*What is asked*. Transcribe all the entries word for word, omitting any pictures they contain.

[start of Data extract]

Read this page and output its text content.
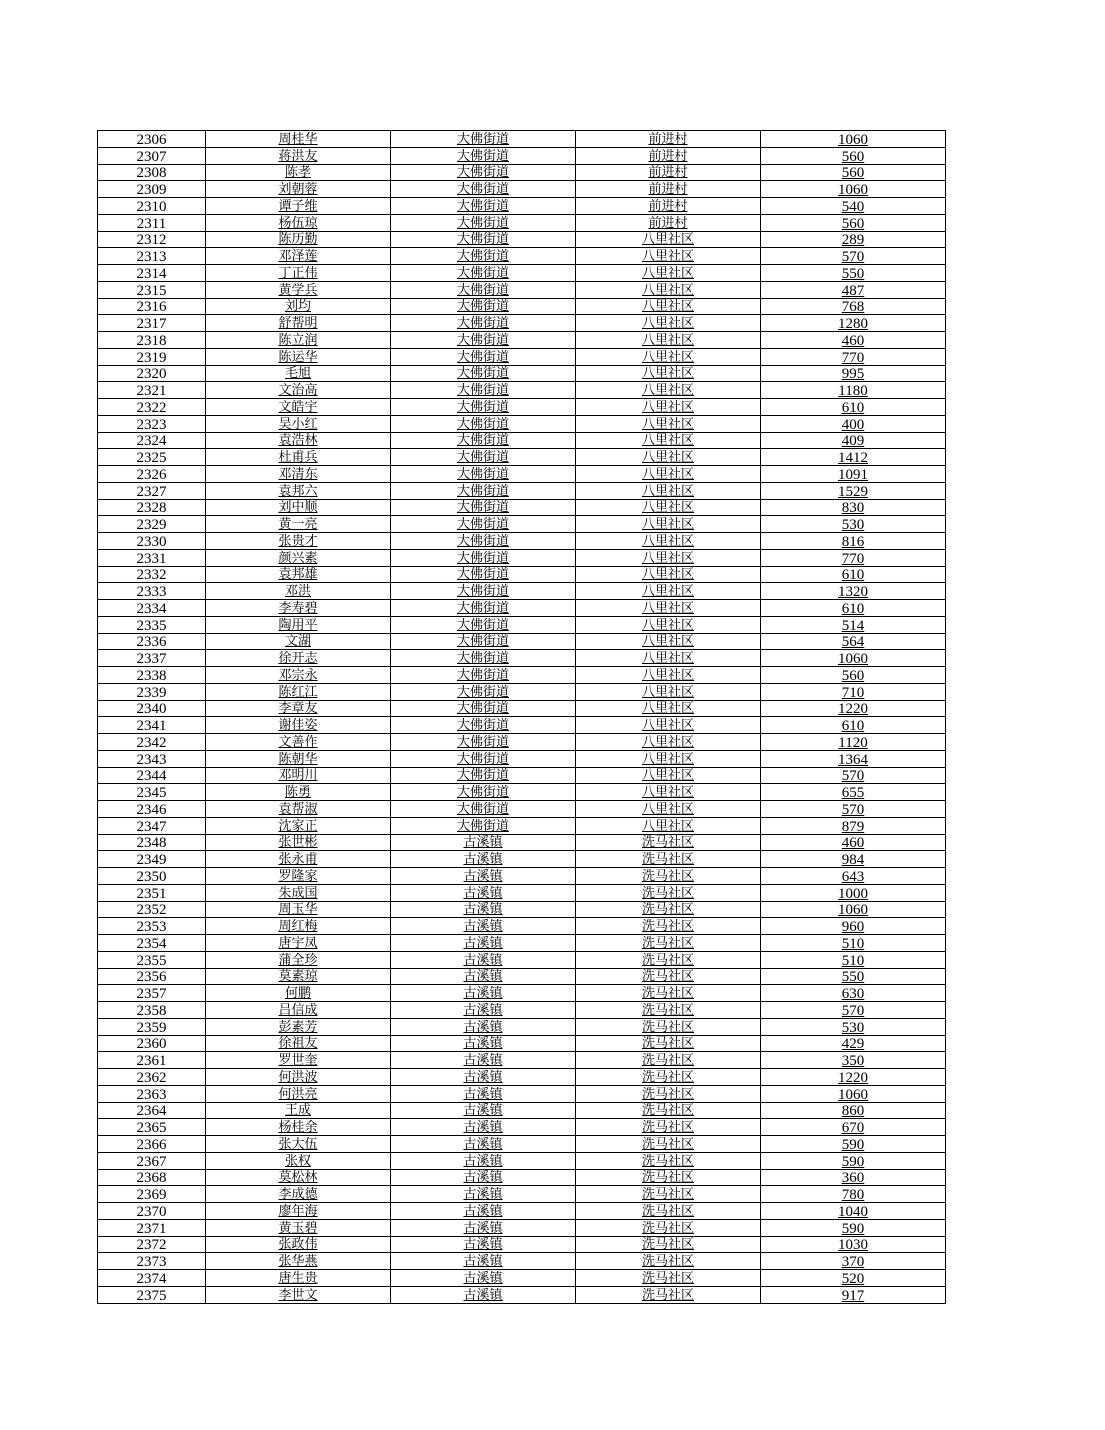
2306	周桂华	大佛街道	前进村	1060
2307	蒋洪友	大佛街道	前进村	560
2308	陈孝	大佛街道	前进村	560
2309	刘朝蓉	大佛街道	前进村	1060
2310	谭子维	大佛街道	前进村	540
2311	杨伍琼	大佛街道	前进村	560
2312	陈历勤	大佛街道	八里社区	289
2313	邓泽莲	大佛街道	八里社区	570
2314	丁正伟	大佛街道	八里社区	550
2315	黄学兵	大佛街道	八里社区	487
2316	刘均	大佛街道	八里社区	768
2317	舒帮明	大佛街道	八里社区	1280
2318	陈立润	大佛街道	八里社区	460
2319	陈运华	大佛街道	八里社区	770
2320	毛旭	大佛街道	八里社区	995
2321	文治高	大佛街道	八里社区	1180
2322	文皓宇	大佛街道	八里社区	610
2323	吴小红	大佛街道	八里社区	400
2324	袁浩林	大佛街道	八里社区	409
2325	杜甫兵	大佛街道	八里社区	1412
2326	邓清东	大佛街道	八里社区	1091
2327	袁邦六	大佛街道	八里社区	1529
2328	刘中顺	大佛街道	八里社区	830
2329	黄一亮	大佛街道	八里社区	530
2330	张贵才	大佛街道	八里社区	816
2331	颜兴素	大佛街道	八里社区	770
2332	袁邦雄	大佛街道	八里社区	610
2333	邓洪	大佛街道	八里社区	1320
2334	李寿碧	大佛街道	八里社区	610
2335	陶用平	大佛街道	八里社区	514
2336	文湖	大佛街道	八里社区	564
2337	徐开志	大佛街道	八里社区	1060
2338	邓宗永	大佛街道	八里社区	560
2339	陈红江	大佛街道	八里社区	710
2340	李章友	大佛街道	八里社区	1220
2341	谢佳姿	大佛街道	八里社区	610
2342	文善作	大佛街道	八里社区	1120
2343	陈朝华	大佛街道	八里社区	1364
2344	邓明川	大佛街道	八里社区	570
2345	陈勇	大佛街道	八里社区	655
2346	袁帮淑	大佛街道	八里社区	570
2347	沈家正	大佛街道	八里社区	879
2348	张世彬	古溪镇	洗马社区	460
2349	张永甫	古溪镇	洗马社区	984
2350	罗隆家	古溪镇	洗马社区	643
2351	朱成国	古溪镇	洗马社区	1000
2352	周玉华	古溪镇	洗马社区	1060
2353	周红梅	古溪镇	洗马社区	960
2354	唐宇凤	古溪镇	洗马社区	510
2355	蒲全珍	古溪镇	洗马社区	510
2356	莫素琼	古溪镇	洗马社区	550
2357	何鹏	古溪镇	洗马社区	630
2358	吕信成	古溪镇	洗马社区	570
2359	彭素芳	古溪镇	洗马社区	530
2360	徐祖友	古溪镇	洗马社区	429
2361	罗世奎	古溪镇	洗马社区	350
2362	何洪波	古溪镇	洗马社区	1220
2363	何洪亮	古溪镇	洗马社区	1060
2364	王成	古溪镇	洗马社区	860
2365	杨桂余	古溪镇	洗马社区	670
2366	张大伍	古溪镇	洗马社区	590
2367	张权	古溪镇	洗马社区	590
2368	莫松林	古溪镇	洗马社区	360
2369	李成德	古溪镇	洗马社区	780
2370	廖年海	古溪镇	洗马社区	1040
2371	黄玉碧	古溪镇	洗马社区	590
2372	张政伟	古溪镇	洗马社区	1030
2373	张华燕	古溪镇	洗马社区	370
2374	唐生贵	古溪镇	洗马社区	520
2375	李世文	古溪镇	洗马社区	917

[end of Data extract]

*Response*.
Read this page and output its text content.
2306	周桂华	大佛街道	前进村	1060
2307	蒋洪友	大佛街道	前进村	560
2308	陈孝	大佛街道	前进村	560
2309	刘朝蓉	大佛街道	前进村	1060
2310	谭子维	大佛街道	前进村	540
2311	杨伍琼	大佛街道	前进村	560
2312	陈历勤	大佛街道	八里社区	289
2313	邓泽莲	大佛街道	八里社区	570
2314	丁正伟	大佛街道	八里社区	550
2315	黄学兵	大佛街道	八里社区	487
2316	刘均	大佛街道	八里社区	768
2317	舒帮明	大佛街道	八里社区	1280
2318	陈立润	大佛街道	八里社区	460
2319	陈运华	大佛街道	八里社区	770
2320	毛旭	大佛街道	八里社区	995
2321	文治高	大佛街道	八里社区	1180
2322	文皓宇	大佛街道	八里社区	610
2323	吴小红	大佛街道	八里社区	400
2324	袁浩林	大佛街道	八里社区	409
2325	杜甫兵	大佛街道	八里社区	1412
2326	邓清东	大佛街道	八里社区	1091
2327	袁邦六	大佛街道	八里社区	1529
2328	刘中顺	大佛街道	八里社区	830
2329	黄一亮	大佛街道	八里社区	530
2330	张贵才	大佛街道	八里社区	816
2331	颜兴素	大佛街道	八里社区	770
2332	袁邦雄	大佛街道	八里社区	610
2333	邓洪	大佛街道	八里社区	1320
2334	李寿碧	大佛街道	八里社区	610
2335	陶用平	大佛街道	八里社区	514
2336	文湖	大佛街道	八里社区	564
2337	徐开志	大佛街道	八里社区	1060
2338	邓宗永	大佛街道	八里社区	560
2339	陈红江	大佛街道	八里社区	710
2340	李章友	大佛街道	八里社区	1220
2341	谢佳姿	大佛街道	八里社区	610
2342	文善作	大佛街道	八里社区	1120
2343	陈朝华	大佛街道	八里社区	1364
2344	邓明川	大佛街道	八里社区	570
2345	陈勇	大佛街道	八里社区	655
2346	袁帮淑	大佛街道	八里社区	570
2347	沈家正	大佛街道	八里社区	879
2348	张世彬	古溪镇	洗马社区	460
2349	张永甫	古溪镇	洗马社区	984
2350	罗隆家	古溪镇	洗马社区	643
2351	朱成国	古溪镇	洗马社区	1000
2352	周玉华	古溪镇	洗马社区	1060
2353	周红梅	古溪镇	洗马社区	960
2354	唐宇凤	古溪镇	洗马社区	510
2355	蒲全珍	古溪镇	洗马社区	510
2356	莫素琼	古溪镇	洗马社区	550
2357	何鹏	古溪镇	洗马社区	630
2358	吕信成	古溪镇	洗马社区	570
2359	彭素芳	古溪镇	洗马社区	530
2360	徐祖友	古溪镇	洗马社区	429
2361	罗世奎	古溪镇	洗马社区	350
2362	何洪波	古溪镇	洗马社区	1220
2363	何洪亮	古溪镇	洗马社区	1060
2364	王成	古溪镇	洗马社区	860
2365	杨桂余	古溪镇	洗马社区	670
2366	张大伍	古溪镇	洗马社区	590
2367	张权	古溪镇	洗马社区	590
2368	莫松林	古溪镇	洗马社区	360
2369	李成德	古溪镇	洗马社区	780
2370	廖年海	古溪镇	洗马社区	1040
2371	黄玉碧	古溪镇	洗马社区	590
2372	张政伟	古溪镇	洗马社区	1030
2373	张华燕	古溪镇	洗马社区	370
2374	唐生贵	古溪镇	洗马社区	520
2375	李世文	古溪镇	洗马社区	917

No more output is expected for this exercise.